**EXERCISE TASK:**
Pick out each line of the records in which the word "text" appears.

-- start SOURCE DATA --

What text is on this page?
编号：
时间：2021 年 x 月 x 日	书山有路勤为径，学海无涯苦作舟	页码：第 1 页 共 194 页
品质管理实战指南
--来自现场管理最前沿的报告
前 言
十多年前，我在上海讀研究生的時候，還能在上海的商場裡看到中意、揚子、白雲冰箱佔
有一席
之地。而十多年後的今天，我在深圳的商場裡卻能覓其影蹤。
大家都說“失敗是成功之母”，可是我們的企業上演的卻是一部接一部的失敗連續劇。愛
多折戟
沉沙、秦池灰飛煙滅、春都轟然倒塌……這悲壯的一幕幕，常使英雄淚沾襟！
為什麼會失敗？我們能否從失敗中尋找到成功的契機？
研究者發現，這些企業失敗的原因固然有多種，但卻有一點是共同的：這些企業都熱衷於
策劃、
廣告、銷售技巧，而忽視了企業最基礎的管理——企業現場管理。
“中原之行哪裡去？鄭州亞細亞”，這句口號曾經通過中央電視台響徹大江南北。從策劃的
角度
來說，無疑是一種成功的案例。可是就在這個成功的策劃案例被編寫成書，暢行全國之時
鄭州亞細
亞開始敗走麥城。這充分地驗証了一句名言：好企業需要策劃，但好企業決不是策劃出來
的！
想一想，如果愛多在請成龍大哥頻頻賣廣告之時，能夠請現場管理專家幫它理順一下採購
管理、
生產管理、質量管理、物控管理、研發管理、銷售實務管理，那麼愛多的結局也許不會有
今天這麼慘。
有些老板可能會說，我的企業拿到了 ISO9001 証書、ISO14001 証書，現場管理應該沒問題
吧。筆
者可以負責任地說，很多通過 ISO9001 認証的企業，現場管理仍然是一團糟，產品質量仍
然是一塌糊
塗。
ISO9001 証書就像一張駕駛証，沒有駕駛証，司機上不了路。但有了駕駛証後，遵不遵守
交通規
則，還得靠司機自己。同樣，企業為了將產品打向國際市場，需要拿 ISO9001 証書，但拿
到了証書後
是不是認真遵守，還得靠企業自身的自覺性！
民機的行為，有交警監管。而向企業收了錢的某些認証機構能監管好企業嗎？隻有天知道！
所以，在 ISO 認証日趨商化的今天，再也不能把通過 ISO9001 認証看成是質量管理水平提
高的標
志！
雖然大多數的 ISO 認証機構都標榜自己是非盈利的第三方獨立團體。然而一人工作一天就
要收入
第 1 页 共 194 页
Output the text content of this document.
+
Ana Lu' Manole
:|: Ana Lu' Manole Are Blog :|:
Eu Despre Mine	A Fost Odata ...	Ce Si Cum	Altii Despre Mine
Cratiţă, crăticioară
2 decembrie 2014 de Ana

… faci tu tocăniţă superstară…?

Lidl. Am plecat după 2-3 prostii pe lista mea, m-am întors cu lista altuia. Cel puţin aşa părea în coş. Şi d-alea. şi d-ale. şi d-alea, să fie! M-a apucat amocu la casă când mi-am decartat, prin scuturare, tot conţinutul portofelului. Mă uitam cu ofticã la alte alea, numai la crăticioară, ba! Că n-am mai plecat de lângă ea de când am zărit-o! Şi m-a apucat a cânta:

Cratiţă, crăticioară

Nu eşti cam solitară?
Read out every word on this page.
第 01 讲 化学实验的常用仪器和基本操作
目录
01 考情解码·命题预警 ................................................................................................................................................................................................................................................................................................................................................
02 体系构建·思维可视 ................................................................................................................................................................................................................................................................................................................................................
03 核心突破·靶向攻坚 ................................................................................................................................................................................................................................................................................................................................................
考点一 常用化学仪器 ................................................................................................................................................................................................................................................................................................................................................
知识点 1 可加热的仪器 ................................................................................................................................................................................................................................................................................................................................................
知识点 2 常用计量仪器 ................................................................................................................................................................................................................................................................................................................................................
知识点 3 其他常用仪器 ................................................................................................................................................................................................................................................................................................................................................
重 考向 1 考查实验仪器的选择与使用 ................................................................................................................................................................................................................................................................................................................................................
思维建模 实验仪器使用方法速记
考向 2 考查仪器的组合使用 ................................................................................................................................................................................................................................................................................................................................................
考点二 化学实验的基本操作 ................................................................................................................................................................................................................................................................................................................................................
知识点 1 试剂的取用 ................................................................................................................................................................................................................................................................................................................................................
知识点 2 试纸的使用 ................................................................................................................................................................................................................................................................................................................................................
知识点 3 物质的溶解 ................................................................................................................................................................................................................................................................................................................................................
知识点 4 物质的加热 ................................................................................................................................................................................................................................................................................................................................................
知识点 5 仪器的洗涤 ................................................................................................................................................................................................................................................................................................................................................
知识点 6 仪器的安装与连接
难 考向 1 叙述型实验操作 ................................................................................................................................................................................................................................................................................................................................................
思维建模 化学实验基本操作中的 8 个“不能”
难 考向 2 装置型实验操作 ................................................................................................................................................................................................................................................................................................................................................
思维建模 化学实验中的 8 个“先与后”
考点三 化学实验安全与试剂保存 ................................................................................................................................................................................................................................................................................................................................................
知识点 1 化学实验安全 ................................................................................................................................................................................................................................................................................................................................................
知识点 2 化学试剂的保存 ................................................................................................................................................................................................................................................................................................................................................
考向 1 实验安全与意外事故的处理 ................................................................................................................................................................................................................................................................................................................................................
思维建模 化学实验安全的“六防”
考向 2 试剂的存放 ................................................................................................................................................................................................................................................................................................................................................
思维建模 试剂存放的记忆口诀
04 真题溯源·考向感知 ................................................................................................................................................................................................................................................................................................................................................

-- end SOURCE DATA --

**THE SOLUTION:**
What text is on this page?
Output the text content of this document.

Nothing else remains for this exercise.